Check each line below for the word "рана", and copy those that have it.
※
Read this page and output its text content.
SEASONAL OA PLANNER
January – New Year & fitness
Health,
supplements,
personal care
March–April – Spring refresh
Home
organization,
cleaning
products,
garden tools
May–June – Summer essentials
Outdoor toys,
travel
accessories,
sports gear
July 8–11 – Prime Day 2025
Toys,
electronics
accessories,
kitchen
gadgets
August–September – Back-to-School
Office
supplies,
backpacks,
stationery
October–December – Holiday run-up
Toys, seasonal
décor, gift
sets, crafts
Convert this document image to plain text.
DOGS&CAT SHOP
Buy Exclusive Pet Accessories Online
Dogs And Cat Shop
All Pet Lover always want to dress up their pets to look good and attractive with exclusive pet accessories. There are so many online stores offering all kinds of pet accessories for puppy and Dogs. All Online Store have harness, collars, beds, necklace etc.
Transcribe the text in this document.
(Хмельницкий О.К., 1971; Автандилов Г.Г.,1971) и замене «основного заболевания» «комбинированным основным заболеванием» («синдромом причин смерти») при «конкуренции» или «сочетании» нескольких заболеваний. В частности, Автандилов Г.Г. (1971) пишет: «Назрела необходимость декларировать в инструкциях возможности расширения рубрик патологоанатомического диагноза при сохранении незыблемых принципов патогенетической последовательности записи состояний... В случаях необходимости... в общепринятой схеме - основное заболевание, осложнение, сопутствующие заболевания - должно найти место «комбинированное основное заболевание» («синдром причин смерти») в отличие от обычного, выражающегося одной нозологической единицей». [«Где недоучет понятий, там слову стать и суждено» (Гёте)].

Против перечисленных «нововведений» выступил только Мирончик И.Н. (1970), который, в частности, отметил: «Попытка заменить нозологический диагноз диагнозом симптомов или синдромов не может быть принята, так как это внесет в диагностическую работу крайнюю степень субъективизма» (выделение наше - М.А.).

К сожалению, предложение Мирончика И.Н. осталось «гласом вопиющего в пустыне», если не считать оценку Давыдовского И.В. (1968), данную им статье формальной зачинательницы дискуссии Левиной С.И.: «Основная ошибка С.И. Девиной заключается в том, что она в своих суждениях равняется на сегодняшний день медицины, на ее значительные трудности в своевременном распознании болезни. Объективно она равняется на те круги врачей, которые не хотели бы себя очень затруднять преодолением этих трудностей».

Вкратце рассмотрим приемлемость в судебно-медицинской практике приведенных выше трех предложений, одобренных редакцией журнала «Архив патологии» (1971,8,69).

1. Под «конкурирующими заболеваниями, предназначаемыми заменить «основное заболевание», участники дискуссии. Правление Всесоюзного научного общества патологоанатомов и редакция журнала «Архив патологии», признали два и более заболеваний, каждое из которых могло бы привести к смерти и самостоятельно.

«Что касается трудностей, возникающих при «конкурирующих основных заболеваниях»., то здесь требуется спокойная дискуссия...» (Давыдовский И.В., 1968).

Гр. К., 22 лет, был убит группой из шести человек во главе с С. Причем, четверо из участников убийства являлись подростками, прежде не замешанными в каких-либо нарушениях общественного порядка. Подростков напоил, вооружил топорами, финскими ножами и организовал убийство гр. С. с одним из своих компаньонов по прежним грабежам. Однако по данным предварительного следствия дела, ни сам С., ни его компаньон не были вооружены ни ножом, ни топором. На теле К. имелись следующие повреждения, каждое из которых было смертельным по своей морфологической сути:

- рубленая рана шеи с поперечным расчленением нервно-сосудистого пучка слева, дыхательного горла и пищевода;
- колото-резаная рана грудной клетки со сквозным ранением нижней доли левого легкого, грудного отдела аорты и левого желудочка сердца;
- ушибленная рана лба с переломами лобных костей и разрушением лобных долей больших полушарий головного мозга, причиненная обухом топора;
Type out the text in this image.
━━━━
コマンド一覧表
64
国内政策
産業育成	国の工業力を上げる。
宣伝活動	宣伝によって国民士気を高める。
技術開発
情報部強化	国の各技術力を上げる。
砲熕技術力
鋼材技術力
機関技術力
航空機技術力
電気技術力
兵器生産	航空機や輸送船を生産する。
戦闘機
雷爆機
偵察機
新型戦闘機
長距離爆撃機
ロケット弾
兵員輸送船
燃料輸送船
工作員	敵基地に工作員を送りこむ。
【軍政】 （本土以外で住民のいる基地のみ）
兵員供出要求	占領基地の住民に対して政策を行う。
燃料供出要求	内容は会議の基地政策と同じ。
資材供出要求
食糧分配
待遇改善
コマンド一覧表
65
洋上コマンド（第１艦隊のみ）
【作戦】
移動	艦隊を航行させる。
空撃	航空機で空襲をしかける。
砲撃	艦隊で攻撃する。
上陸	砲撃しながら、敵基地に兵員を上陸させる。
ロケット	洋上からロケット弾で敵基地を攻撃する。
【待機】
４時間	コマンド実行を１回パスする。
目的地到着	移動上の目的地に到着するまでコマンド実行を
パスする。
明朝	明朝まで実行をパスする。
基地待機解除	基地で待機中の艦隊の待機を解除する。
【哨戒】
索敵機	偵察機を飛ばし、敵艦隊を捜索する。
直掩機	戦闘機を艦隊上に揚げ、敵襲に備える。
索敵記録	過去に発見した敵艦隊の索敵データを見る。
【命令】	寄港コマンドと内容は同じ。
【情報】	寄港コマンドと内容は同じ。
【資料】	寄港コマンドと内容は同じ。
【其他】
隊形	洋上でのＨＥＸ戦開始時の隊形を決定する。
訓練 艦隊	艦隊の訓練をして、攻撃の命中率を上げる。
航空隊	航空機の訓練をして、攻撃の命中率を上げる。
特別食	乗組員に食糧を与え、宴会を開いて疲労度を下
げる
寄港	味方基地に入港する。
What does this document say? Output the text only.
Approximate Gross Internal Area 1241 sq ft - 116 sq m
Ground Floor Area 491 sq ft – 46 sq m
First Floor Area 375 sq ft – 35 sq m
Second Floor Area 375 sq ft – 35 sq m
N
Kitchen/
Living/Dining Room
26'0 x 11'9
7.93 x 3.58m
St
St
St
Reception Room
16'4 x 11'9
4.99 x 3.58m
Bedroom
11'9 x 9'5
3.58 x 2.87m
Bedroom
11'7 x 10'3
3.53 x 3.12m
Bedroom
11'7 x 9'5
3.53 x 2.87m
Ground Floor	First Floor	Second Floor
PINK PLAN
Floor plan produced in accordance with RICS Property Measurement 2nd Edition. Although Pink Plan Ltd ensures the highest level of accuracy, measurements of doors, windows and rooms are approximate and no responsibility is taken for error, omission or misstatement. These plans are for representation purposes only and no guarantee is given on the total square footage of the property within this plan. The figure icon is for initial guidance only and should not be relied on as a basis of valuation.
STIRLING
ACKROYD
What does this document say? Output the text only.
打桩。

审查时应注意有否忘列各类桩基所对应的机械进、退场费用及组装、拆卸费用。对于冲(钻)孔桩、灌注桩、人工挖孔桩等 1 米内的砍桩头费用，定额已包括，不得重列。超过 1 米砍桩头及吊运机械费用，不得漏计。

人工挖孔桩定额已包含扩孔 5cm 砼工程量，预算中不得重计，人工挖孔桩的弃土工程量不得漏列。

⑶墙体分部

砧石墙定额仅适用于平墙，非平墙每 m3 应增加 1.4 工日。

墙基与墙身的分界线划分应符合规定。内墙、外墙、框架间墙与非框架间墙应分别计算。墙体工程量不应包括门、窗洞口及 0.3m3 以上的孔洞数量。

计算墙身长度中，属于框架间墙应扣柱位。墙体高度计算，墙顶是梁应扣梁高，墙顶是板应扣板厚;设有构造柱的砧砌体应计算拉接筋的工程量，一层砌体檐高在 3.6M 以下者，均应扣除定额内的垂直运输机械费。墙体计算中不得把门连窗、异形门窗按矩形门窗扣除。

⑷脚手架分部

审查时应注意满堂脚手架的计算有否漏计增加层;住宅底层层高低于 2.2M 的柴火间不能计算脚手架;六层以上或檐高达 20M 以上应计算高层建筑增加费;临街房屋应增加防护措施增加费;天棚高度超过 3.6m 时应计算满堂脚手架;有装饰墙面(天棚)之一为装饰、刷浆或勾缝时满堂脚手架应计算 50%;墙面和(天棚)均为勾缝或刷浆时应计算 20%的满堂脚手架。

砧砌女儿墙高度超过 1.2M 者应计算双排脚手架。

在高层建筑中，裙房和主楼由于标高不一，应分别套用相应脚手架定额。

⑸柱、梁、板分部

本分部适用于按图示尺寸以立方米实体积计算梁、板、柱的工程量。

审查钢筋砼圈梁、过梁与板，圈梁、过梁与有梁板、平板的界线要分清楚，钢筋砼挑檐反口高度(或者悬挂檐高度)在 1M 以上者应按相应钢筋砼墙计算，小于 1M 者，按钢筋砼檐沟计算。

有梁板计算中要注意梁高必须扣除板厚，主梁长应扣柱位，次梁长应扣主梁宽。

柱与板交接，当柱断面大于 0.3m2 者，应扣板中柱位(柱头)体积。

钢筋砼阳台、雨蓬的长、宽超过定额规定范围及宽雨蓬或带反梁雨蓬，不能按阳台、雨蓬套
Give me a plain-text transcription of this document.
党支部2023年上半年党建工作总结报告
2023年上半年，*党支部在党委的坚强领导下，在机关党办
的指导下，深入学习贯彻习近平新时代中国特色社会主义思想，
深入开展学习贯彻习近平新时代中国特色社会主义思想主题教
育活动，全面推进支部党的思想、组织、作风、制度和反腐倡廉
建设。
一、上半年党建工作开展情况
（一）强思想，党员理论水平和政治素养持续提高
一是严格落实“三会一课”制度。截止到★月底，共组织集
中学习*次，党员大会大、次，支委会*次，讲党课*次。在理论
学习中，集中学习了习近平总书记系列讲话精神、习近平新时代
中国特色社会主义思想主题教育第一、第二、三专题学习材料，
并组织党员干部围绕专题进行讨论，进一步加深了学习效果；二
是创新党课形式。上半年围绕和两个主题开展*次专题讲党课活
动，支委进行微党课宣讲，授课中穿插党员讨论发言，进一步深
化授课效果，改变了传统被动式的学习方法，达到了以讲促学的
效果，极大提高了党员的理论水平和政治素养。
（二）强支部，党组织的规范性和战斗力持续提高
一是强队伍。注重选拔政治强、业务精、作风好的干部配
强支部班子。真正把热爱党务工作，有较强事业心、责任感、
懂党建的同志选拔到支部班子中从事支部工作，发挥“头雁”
※
▶ Task answer
- рубленая рана шеи с поперечным расчленением нервно-сосудистого пучка слева, дыхательного горла и пищевода;
- колото-резаная рана грудной клетки со сквозным ранением нижней доли левого легкого, грудного отдела аорты и левого желудочка сердца;
- ушибленная рана лба с переломами лобных костей и разрушением лобных долей больших полушарий головного мозга, причиненная обухом топора;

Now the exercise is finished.